# Task requirements:
Go through the listing and copy each line with the string "true".
··· Data shown ···
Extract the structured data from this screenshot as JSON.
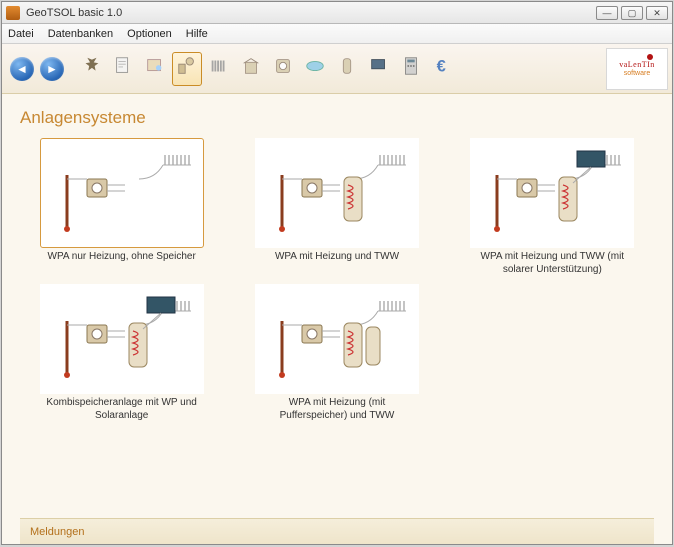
{
  "window": {
    "title": "GeoTSOL basic 1.0"
  },
  "menu": {
    "items": [
      "Datei",
      "Datenbanken",
      "Optionen",
      "Hilfe"
    ]
  },
  "toolbar": {
    "nav_back_glyph": "◄",
    "nav_forward_glyph": "►",
    "icons": [
      {
        "name": "wizard-icon"
      },
      {
        "name": "document-icon"
      },
      {
        "name": "folder-icon"
      },
      {
        "name": "systems-icon",
        "selected": true
      },
      {
        "name": "radiator-icon"
      },
      {
        "name": "building-icon"
      },
      {
        "name": "heatpump-icon"
      },
      {
        "name": "pool-icon"
      },
      {
        "name": "tank-icon"
      },
      {
        "name": "collector-icon"
      },
      {
        "name": "calculator-icon"
      },
      {
        "name": "euro-icon"
      }
    ]
  },
  "logo": {
    "line1": "vaLenTIn",
    "line2": "software"
  },
  "section": {
    "title": "Anlagensysteme"
  },
  "systems": [
    {
      "label": "WPA nur Heizung, ohne Speicher",
      "selected": true,
      "thumb": "simple"
    },
    {
      "label": "WPA mit Heizung und TWW",
      "thumb": "tank"
    },
    {
      "label": "WPA mit Heizung und TWW (mit solarer Unterstützung)",
      "thumb": "solar"
    },
    {
      "label": "Kombispeicheranlage mit WP und Solaranlage",
      "thumb": "kombi"
    },
    {
      "label": "WPA mit Heizung (mit Pufferspeicher) und TWW",
      "thumb": "puffer"
    }
  ],
  "messages": {
    "label": "Meldungen"
  },
  "colors": {
    "accent": "#c78832",
    "content_bg": "#fbf7ee",
    "toolbar_bg_top": "#faf5ef",
    "toolbar_bg_bottom": "#f2ead9",
    "selected_border": "#d69a3f"
  }
}
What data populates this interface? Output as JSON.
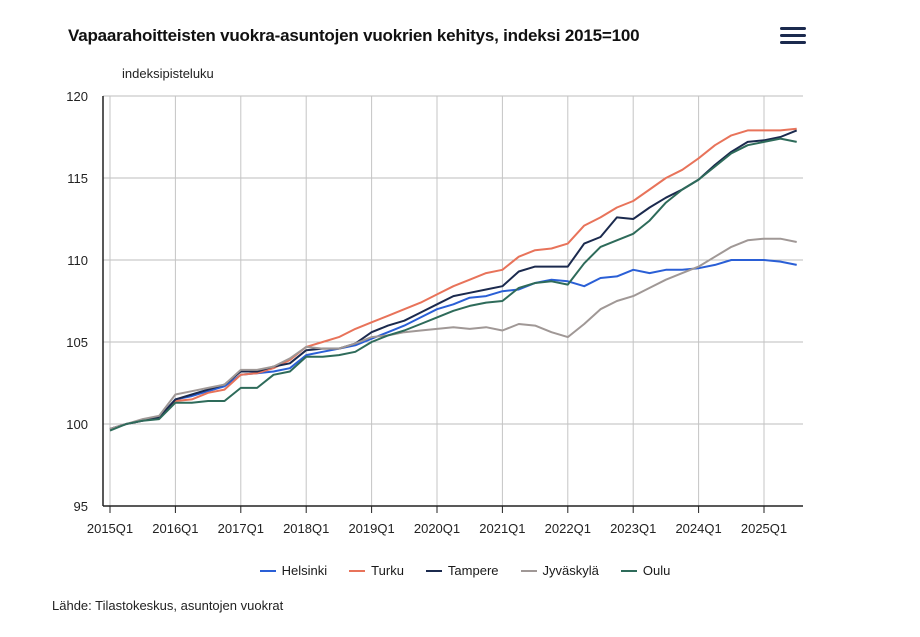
{
  "header": {
    "title": "Vapaarahoitteisten vuokra-asuntojen vuokrien kehitys, indeksi 2015=100",
    "menu_icon": "hamburger-menu-icon"
  },
  "source": "Lähde: Tilastokeskus, asuntojen vuokrat",
  "chart_data": {
    "type": "line",
    "title": "Vapaarahoitteisten vuokra-asuntojen vuokrien kehitys, indeksi 2015=100",
    "xlabel": "",
    "ylabel": "indeksipisteluku",
    "ylim": [
      95,
      120
    ],
    "yticks": [
      95,
      100,
      105,
      110,
      115,
      120
    ],
    "xtick_labels": [
      "2015Q1",
      "2016Q1",
      "2017Q1",
      "2018Q1",
      "2019Q1",
      "2020Q1",
      "2021Q1",
      "2022Q1",
      "2023Q1",
      "2024Q1",
      "2025Q1"
    ],
    "x_start": "2015Q1",
    "x_end": "2025Q3",
    "n_quarters": 43,
    "grid": true,
    "legend_position": "bottom",
    "series": [
      {
        "name": "Helsinki",
        "color": "#2a5fd6",
        "values": [
          99.7,
          100.0,
          100.2,
          100.4,
          101.5,
          101.7,
          102.0,
          102.3,
          103.0,
          103.1,
          103.2,
          103.4,
          104.2,
          104.4,
          104.6,
          104.8,
          105.2,
          105.6,
          106.0,
          106.5,
          107.0,
          107.3,
          107.7,
          107.8,
          108.1,
          108.2,
          108.6,
          108.8,
          108.7,
          108.4,
          108.9,
          109.0,
          109.4,
          109.2,
          109.4,
          109.4,
          109.5,
          109.7,
          110.0,
          110.0,
          110.0,
          109.9,
          109.7
        ]
      },
      {
        "name": "Turku",
        "color": "#e8735a",
        "values": [
          99.7,
          100.0,
          100.2,
          100.4,
          101.4,
          101.5,
          101.9,
          102.1,
          103.0,
          103.1,
          103.4,
          103.9,
          104.7,
          105.0,
          105.3,
          105.8,
          106.2,
          106.6,
          107.0,
          107.4,
          107.9,
          108.4,
          108.8,
          109.2,
          109.4,
          110.2,
          110.6,
          110.7,
          111.0,
          112.1,
          112.6,
          113.2,
          113.6,
          114.3,
          115.0,
          115.5,
          116.2,
          117.0,
          117.6,
          117.9,
          117.9,
          117.9,
          118.0
        ]
      },
      {
        "name": "Tampere",
        "color": "#1b2a4e",
        "values": [
          99.7,
          100.0,
          100.2,
          100.4,
          101.5,
          101.8,
          102.1,
          102.4,
          103.2,
          103.2,
          103.5,
          103.7,
          104.5,
          104.6,
          104.6,
          104.9,
          105.6,
          106.0,
          106.3,
          106.8,
          107.3,
          107.8,
          108.0,
          108.2,
          108.4,
          109.3,
          109.6,
          109.6,
          109.6,
          111.0,
          111.4,
          112.6,
          112.5,
          113.2,
          113.8,
          114.3,
          114.9,
          115.8,
          116.6,
          117.2,
          117.3,
          117.5,
          117.9
        ]
      },
      {
        "name": "Jyväskylä",
        "color": "#a09896",
        "values": [
          99.7,
          100.0,
          100.3,
          100.5,
          101.8,
          102.0,
          102.2,
          102.4,
          103.3,
          103.3,
          103.5,
          104.0,
          104.7,
          104.6,
          104.6,
          104.9,
          105.3,
          105.4,
          105.6,
          105.7,
          105.8,
          105.9,
          105.8,
          105.9,
          105.7,
          106.1,
          106.0,
          105.6,
          105.3,
          106.1,
          107.0,
          107.5,
          107.8,
          108.3,
          108.8,
          109.2,
          109.6,
          110.2,
          110.8,
          111.2,
          111.3,
          111.3,
          111.1
        ]
      },
      {
        "name": "Oulu",
        "color": "#2e6b5a",
        "values": [
          99.6,
          100.0,
          100.2,
          100.3,
          101.3,
          101.3,
          101.4,
          101.4,
          102.2,
          102.2,
          103.0,
          103.2,
          104.1,
          104.1,
          104.2,
          104.4,
          105.0,
          105.4,
          105.7,
          106.1,
          106.5,
          106.9,
          107.2,
          107.4,
          107.5,
          108.3,
          108.6,
          108.7,
          108.5,
          109.8,
          110.8,
          111.2,
          111.6,
          112.4,
          113.5,
          114.3,
          114.9,
          115.7,
          116.5,
          117.0,
          117.2,
          117.4,
          117.2
        ]
      }
    ]
  }
}
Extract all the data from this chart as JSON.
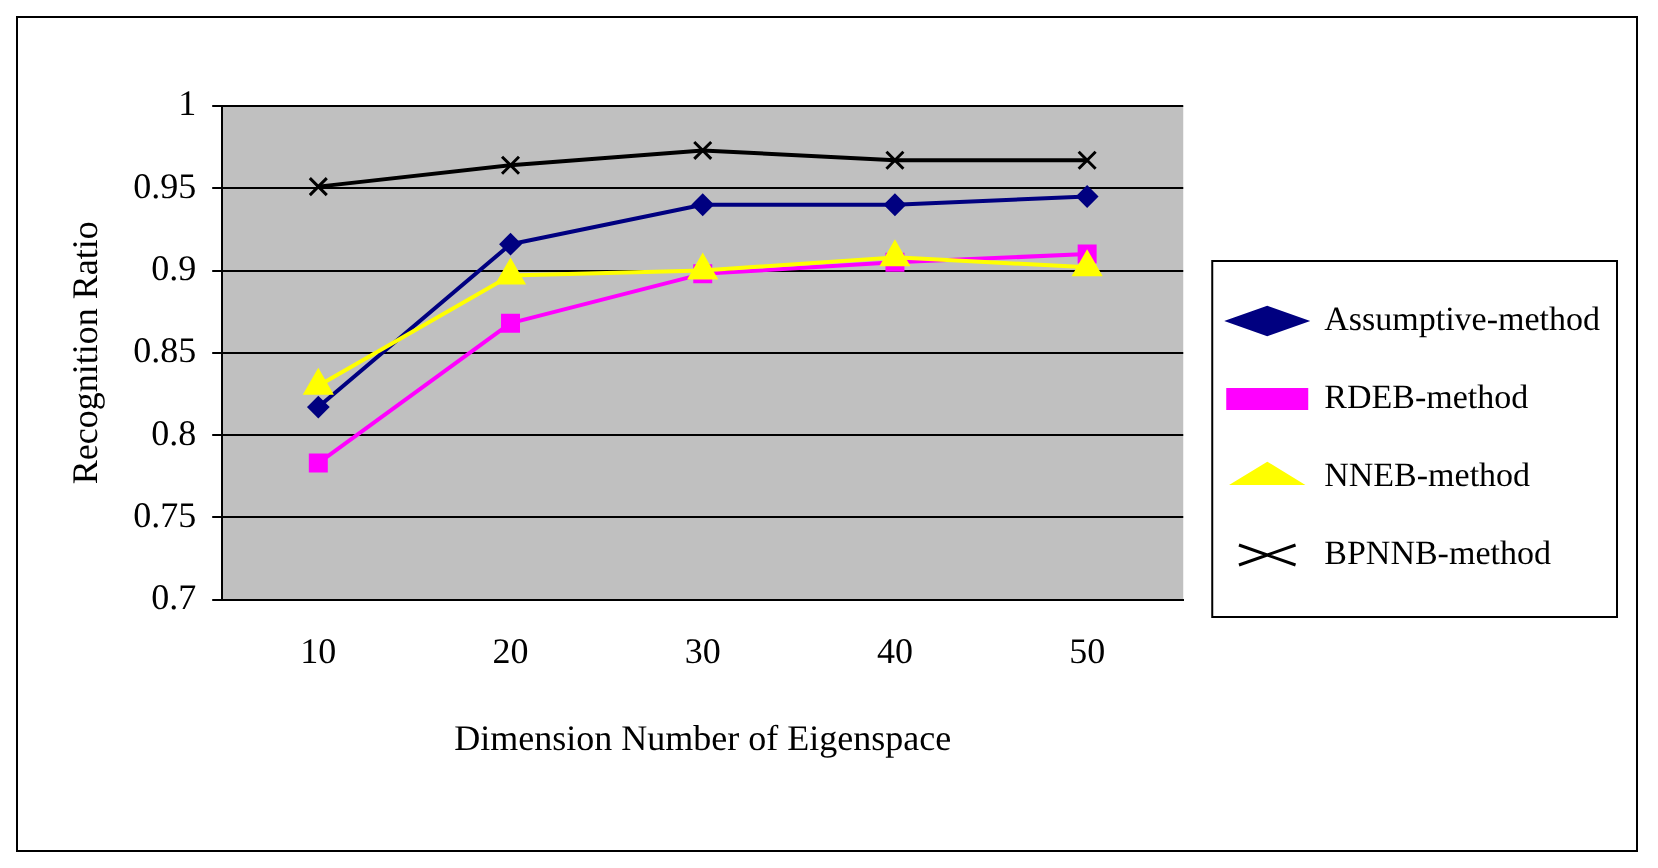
{
  "chart_data": {
    "type": "line",
    "xlabel": "Dimension Number of Eigenspace",
    "ylabel": "Recognition Ratio",
    "categories": [
      "10",
      "20",
      "30",
      "40",
      "50"
    ],
    "series": [
      {
        "name": "Assumptive-method",
        "color": "#000080",
        "marker": "diamond",
        "values": [
          0.817,
          0.916,
          0.94,
          0.94,
          0.945
        ]
      },
      {
        "name": "RDEB-method",
        "color": "#ff00ff",
        "marker": "square",
        "values": [
          0.783,
          0.868,
          0.898,
          0.905,
          0.91
        ]
      },
      {
        "name": "NNEB-method",
        "color": "#ffff00",
        "marker": "triangle",
        "values": [
          0.83,
          0.897,
          0.9,
          0.908,
          0.902
        ]
      },
      {
        "name": "BPNNB-method",
        "color": "#000000",
        "marker": "cross",
        "values": [
          0.951,
          0.964,
          0.973,
          0.967,
          0.967
        ]
      }
    ],
    "ylim": [
      0.7,
      1
    ],
    "yticks": [
      0.7,
      0.75,
      0.8,
      0.85,
      0.9,
      0.95,
      1
    ],
    "grid": "y",
    "legend": "right"
  }
}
···
# Full output:
        "selected": true
      "selected": true,
    "grid": true,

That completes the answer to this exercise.